▸ To be done
Collect every line in the records below that contains the word "this".

(Dataset items)

-- START --

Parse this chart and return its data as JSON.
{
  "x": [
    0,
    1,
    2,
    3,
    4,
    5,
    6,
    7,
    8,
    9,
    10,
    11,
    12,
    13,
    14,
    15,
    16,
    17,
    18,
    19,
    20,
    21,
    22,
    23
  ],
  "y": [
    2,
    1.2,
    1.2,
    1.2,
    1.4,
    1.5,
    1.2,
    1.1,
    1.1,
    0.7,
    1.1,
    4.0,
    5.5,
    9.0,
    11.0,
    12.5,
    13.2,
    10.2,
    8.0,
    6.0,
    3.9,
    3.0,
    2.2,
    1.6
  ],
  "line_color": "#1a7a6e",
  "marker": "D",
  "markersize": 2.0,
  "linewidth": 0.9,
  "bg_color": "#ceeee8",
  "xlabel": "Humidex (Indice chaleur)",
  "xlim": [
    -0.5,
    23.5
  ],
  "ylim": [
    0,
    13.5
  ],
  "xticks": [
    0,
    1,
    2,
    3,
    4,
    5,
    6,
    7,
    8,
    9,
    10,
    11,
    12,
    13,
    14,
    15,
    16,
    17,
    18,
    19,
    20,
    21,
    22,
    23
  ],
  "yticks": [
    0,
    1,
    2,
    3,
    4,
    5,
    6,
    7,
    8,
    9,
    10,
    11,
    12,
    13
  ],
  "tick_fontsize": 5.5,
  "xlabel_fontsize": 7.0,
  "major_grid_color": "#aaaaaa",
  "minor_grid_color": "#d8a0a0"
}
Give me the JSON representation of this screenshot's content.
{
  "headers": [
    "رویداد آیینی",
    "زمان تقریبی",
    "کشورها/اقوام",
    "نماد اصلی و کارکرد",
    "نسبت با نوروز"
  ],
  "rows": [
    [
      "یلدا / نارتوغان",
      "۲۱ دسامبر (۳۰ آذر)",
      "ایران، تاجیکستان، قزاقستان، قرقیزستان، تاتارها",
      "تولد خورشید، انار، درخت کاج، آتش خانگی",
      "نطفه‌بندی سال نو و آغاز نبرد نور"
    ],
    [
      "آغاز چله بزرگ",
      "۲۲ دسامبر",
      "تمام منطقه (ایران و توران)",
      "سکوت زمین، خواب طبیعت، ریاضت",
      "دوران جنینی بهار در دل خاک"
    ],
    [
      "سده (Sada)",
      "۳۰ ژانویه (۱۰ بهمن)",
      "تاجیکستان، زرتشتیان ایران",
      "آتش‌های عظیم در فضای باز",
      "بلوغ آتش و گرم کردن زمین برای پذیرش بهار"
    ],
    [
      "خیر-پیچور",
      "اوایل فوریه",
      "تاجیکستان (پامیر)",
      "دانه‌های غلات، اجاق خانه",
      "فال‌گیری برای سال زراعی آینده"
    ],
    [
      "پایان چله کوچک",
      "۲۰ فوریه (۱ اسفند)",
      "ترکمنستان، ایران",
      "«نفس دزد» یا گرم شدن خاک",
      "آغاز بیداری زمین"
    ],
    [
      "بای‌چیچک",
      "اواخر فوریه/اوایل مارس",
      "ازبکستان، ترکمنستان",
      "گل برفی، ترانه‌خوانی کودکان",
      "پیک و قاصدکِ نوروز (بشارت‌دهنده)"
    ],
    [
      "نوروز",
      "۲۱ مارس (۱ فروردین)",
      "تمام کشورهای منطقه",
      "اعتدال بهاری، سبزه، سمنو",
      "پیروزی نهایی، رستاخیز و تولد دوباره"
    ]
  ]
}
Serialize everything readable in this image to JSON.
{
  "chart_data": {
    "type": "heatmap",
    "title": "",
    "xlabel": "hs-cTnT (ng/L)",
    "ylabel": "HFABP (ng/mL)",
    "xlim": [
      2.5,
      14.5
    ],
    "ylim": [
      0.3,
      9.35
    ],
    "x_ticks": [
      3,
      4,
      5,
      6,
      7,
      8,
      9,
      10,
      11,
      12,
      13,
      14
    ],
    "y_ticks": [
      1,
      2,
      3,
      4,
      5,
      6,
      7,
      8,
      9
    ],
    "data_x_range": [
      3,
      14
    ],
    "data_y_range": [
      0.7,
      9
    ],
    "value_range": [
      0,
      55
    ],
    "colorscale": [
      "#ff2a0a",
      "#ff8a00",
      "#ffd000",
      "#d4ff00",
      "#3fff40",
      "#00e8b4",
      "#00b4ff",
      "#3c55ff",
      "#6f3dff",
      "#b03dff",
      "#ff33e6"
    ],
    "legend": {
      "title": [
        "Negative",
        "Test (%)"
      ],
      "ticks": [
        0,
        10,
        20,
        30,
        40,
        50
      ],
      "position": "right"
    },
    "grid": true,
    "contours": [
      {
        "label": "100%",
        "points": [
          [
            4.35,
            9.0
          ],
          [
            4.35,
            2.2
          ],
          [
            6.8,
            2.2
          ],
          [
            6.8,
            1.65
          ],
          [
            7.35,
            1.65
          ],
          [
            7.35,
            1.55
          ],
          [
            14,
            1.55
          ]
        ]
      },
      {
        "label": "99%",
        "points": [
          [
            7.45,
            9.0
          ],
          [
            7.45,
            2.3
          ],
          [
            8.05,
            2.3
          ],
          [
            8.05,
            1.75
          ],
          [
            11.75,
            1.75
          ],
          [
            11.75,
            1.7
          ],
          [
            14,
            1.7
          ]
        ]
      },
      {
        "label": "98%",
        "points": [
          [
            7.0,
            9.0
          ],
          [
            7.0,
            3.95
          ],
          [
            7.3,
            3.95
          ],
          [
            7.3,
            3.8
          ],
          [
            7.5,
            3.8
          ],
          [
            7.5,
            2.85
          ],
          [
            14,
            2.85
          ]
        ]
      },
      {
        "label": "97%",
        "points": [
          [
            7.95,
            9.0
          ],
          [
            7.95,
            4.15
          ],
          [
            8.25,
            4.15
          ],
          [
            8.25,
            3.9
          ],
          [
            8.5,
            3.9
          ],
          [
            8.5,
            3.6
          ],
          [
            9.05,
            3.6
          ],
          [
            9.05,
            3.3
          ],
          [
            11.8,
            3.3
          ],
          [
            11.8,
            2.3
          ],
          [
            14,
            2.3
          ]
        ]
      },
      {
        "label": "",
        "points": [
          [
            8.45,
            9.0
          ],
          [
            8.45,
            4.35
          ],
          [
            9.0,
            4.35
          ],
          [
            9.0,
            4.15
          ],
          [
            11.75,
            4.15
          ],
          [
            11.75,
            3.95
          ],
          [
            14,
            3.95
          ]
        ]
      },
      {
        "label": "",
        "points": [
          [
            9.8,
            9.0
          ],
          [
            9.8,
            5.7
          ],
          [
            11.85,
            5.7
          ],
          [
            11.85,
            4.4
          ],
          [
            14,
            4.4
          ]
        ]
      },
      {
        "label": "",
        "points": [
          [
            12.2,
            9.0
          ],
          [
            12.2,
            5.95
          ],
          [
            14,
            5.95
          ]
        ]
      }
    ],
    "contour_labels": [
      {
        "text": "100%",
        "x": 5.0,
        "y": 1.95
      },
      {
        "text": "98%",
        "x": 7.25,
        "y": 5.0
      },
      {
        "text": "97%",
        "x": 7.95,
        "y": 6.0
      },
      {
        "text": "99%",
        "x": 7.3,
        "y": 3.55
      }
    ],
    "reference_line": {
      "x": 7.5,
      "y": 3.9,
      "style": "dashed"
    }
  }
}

-- END --

▸ Final answer
Parse this chart and return its data as JSON.
Give me the JSON representation of this screenshot's content.
Serialize everything readable in this image to JSON.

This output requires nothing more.